**Do this**
Gather all lines with "District" from the records.

──────────────────────────────

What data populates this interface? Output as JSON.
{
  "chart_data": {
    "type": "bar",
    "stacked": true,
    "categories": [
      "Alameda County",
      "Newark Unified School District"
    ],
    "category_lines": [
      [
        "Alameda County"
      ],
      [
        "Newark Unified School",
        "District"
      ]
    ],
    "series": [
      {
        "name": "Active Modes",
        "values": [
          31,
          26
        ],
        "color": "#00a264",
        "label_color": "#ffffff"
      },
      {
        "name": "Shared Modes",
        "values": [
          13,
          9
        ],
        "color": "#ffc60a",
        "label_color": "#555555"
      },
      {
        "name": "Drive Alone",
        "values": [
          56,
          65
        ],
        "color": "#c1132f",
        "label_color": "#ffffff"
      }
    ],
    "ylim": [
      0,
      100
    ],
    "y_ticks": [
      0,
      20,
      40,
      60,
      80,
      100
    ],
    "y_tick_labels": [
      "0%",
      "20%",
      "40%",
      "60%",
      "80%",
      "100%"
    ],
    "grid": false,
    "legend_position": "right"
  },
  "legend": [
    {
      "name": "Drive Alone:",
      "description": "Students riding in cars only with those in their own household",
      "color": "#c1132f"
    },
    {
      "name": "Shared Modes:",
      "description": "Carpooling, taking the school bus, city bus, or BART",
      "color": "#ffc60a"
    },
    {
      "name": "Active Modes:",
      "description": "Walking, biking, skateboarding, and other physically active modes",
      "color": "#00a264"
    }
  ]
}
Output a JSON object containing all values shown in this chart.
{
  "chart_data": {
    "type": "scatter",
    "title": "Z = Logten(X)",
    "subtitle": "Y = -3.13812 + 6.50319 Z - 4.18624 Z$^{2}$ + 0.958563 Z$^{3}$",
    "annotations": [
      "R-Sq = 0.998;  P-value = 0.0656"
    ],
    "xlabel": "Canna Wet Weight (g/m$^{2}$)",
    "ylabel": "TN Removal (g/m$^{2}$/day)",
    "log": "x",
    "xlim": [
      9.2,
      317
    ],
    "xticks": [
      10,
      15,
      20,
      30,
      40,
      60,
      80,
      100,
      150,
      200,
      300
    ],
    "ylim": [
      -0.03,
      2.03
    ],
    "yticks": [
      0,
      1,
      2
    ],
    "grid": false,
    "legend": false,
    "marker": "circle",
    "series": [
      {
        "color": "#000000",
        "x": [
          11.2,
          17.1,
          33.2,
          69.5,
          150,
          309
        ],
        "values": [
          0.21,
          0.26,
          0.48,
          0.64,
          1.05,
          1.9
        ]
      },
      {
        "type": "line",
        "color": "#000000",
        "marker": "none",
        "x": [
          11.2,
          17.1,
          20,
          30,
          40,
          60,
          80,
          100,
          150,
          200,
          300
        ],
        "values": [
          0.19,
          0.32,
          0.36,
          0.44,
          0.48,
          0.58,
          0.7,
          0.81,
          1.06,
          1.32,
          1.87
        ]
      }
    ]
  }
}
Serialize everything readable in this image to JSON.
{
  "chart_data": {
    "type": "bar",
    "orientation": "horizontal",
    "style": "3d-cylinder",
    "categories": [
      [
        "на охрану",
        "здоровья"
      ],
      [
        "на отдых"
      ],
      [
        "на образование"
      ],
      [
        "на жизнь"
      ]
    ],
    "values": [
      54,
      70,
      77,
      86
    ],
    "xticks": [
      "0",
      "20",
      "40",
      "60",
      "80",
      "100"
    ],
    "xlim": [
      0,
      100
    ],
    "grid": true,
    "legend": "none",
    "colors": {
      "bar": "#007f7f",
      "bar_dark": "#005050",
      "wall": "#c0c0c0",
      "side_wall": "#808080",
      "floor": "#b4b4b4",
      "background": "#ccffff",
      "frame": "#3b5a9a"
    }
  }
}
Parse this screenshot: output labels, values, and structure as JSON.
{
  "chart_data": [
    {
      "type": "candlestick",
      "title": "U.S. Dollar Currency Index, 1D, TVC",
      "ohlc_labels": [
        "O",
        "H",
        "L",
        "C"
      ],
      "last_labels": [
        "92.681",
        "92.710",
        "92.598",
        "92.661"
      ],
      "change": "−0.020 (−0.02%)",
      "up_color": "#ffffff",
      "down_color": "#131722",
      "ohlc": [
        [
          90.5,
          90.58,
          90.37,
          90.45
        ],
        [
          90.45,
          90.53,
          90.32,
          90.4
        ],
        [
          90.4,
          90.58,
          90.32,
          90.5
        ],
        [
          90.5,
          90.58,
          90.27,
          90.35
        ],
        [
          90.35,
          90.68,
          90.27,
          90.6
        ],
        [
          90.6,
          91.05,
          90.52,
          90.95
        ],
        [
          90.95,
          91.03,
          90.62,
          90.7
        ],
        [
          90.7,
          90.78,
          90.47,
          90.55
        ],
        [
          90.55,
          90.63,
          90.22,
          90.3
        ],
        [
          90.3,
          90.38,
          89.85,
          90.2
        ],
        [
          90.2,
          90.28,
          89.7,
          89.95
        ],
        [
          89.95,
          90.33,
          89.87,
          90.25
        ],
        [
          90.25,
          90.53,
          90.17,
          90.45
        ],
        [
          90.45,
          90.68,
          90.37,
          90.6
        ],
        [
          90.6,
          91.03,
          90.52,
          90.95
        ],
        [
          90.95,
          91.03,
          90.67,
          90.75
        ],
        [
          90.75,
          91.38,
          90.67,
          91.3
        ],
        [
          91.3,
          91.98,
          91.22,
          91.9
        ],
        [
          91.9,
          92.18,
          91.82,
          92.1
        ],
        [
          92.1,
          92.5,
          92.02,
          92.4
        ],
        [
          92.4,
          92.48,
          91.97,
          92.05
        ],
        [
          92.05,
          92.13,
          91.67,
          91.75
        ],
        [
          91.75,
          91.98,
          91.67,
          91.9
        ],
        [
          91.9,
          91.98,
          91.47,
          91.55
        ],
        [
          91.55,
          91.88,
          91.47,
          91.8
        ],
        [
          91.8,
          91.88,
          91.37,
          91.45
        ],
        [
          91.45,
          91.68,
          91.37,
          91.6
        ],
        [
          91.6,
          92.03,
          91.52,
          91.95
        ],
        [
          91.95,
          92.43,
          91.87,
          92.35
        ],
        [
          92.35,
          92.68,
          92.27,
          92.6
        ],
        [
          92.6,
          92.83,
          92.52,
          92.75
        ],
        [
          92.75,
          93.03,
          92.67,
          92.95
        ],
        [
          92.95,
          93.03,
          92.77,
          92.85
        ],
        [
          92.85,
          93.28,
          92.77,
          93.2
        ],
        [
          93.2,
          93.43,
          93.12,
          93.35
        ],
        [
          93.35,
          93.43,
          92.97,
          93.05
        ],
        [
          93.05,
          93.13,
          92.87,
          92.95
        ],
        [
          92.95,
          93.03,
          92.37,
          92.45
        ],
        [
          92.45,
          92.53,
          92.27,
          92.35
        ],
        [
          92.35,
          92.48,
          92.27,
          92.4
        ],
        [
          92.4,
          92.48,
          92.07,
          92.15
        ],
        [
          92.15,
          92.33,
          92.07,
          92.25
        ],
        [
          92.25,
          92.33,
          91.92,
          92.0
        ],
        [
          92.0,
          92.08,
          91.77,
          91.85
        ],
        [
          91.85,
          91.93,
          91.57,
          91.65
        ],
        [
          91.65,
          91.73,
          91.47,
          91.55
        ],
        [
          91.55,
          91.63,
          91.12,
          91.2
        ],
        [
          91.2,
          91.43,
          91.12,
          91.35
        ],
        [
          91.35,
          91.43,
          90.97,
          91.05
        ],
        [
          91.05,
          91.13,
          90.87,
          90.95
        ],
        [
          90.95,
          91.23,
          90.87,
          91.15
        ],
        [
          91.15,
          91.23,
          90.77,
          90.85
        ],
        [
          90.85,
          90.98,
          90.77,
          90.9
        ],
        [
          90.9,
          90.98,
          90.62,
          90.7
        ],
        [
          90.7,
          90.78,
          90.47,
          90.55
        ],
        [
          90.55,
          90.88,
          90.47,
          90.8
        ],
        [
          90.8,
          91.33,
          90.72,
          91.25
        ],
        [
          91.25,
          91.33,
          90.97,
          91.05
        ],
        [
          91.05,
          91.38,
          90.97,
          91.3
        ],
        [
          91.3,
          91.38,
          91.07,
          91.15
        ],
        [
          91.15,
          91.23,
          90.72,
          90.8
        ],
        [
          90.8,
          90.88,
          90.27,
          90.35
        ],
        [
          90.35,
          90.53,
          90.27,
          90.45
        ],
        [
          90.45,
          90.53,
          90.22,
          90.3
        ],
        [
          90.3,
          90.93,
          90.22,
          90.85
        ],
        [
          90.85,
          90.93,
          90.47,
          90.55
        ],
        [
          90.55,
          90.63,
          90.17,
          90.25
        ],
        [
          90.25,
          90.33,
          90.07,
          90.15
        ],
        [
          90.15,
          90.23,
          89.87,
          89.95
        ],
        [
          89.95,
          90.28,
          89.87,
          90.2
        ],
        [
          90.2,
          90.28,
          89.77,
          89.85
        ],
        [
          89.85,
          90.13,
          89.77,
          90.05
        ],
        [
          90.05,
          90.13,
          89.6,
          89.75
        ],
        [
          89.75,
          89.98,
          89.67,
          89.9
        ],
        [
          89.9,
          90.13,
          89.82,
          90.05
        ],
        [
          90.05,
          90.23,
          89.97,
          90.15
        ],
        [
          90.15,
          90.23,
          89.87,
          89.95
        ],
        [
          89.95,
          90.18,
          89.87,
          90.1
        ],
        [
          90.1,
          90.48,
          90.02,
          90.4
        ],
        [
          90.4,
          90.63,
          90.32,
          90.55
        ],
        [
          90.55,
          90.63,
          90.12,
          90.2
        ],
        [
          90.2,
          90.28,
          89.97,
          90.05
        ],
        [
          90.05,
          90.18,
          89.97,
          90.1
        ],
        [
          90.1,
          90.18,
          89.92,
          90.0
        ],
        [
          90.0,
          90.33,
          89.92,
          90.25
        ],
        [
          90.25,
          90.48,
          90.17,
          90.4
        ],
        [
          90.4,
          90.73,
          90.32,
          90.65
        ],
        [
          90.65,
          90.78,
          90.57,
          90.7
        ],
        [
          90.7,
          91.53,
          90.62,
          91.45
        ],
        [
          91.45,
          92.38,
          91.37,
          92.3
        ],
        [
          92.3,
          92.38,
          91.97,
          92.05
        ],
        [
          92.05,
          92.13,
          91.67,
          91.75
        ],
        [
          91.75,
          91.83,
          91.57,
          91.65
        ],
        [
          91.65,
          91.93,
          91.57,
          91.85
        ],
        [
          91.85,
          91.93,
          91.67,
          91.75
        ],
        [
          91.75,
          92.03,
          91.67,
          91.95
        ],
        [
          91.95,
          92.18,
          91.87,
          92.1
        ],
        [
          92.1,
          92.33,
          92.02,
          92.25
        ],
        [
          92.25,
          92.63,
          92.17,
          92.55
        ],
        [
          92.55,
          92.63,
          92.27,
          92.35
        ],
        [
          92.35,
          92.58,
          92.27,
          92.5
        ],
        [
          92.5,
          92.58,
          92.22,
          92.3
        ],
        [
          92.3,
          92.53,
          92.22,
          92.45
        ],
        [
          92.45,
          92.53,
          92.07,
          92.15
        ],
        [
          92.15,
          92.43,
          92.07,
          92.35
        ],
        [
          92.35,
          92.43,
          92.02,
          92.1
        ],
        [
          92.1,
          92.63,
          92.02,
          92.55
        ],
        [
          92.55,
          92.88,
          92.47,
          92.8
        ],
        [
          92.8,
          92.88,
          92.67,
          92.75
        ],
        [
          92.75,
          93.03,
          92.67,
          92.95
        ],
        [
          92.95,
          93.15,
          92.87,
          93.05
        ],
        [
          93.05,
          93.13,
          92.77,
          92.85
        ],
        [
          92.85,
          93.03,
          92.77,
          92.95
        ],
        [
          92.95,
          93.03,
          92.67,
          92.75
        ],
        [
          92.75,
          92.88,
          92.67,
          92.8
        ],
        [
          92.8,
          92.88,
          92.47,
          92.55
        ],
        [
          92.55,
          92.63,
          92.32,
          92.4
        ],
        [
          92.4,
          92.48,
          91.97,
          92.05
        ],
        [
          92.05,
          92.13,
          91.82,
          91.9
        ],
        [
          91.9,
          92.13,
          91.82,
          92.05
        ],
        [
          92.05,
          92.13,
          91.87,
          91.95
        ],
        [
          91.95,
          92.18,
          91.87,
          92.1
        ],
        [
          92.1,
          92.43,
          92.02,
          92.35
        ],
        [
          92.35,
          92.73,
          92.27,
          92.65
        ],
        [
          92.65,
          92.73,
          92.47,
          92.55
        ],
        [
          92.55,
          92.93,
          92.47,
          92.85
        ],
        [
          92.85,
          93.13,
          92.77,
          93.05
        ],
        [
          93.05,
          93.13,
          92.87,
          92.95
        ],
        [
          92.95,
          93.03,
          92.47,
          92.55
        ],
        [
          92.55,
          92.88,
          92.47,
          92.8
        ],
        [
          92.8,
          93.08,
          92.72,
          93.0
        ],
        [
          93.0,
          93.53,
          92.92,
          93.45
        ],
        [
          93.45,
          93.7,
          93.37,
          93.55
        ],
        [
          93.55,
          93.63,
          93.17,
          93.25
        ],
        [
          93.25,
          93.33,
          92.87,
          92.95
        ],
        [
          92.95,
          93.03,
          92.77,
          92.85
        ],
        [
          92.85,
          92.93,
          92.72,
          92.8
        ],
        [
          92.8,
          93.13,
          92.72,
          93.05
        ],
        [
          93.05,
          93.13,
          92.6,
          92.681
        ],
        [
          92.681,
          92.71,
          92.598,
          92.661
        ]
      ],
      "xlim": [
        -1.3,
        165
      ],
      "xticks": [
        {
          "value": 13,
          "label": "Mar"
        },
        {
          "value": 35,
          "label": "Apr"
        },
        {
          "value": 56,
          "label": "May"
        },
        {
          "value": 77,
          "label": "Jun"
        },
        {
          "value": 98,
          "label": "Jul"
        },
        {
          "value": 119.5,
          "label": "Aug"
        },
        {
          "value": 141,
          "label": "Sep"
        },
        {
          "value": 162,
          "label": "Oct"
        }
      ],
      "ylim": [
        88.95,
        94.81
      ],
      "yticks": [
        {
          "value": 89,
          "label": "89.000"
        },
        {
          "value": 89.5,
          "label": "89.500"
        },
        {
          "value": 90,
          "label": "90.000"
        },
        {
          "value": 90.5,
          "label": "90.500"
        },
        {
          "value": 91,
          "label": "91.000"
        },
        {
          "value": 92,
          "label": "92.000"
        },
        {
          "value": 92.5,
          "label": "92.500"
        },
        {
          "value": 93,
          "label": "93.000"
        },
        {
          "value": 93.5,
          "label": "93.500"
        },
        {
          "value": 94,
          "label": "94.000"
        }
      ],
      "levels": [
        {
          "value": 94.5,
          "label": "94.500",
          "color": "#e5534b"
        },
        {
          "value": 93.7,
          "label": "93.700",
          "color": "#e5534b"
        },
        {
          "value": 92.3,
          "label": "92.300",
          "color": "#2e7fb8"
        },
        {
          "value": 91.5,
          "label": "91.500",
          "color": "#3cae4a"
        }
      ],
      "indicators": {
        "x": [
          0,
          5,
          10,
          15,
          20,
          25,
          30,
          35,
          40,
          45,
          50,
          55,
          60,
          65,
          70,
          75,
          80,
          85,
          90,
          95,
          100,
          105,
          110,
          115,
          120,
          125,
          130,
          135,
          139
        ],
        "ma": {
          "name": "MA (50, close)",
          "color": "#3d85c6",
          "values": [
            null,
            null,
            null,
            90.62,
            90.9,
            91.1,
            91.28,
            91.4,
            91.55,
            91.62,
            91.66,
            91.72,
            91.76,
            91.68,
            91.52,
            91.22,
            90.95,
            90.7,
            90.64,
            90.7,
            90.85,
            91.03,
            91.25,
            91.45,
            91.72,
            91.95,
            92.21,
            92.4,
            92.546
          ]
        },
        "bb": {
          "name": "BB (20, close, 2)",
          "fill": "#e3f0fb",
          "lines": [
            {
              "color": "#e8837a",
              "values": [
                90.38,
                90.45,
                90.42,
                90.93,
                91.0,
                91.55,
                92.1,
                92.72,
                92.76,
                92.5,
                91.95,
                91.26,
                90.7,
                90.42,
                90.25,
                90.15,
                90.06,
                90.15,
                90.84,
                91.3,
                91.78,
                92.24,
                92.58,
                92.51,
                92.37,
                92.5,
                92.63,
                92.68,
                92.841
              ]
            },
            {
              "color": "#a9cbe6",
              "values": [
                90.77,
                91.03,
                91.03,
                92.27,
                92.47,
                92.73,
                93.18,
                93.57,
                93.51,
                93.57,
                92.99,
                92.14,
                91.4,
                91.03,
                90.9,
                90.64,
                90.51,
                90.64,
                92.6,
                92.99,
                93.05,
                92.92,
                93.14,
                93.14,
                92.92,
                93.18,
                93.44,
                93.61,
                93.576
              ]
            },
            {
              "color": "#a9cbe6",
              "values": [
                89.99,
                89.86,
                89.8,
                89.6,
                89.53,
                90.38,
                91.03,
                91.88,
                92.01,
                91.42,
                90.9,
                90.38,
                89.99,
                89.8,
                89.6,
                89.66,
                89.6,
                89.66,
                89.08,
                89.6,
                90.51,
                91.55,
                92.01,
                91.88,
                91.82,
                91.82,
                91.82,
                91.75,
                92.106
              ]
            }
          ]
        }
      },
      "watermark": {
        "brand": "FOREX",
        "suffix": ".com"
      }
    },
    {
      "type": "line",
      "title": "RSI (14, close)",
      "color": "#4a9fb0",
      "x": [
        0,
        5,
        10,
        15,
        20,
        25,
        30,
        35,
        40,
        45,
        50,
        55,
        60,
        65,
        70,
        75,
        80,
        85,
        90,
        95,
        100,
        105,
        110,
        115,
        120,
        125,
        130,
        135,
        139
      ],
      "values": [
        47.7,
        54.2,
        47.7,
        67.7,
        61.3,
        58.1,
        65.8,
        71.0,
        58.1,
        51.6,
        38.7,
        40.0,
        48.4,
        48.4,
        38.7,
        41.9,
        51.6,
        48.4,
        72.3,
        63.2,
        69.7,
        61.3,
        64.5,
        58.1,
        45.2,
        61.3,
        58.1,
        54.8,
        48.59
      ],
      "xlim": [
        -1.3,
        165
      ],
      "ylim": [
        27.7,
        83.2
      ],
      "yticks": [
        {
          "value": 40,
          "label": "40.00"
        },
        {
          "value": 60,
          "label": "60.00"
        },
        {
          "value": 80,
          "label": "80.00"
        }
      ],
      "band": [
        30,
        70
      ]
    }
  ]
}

──────────────────────────────

**Response**
      "Newark Unified School District"
        "District"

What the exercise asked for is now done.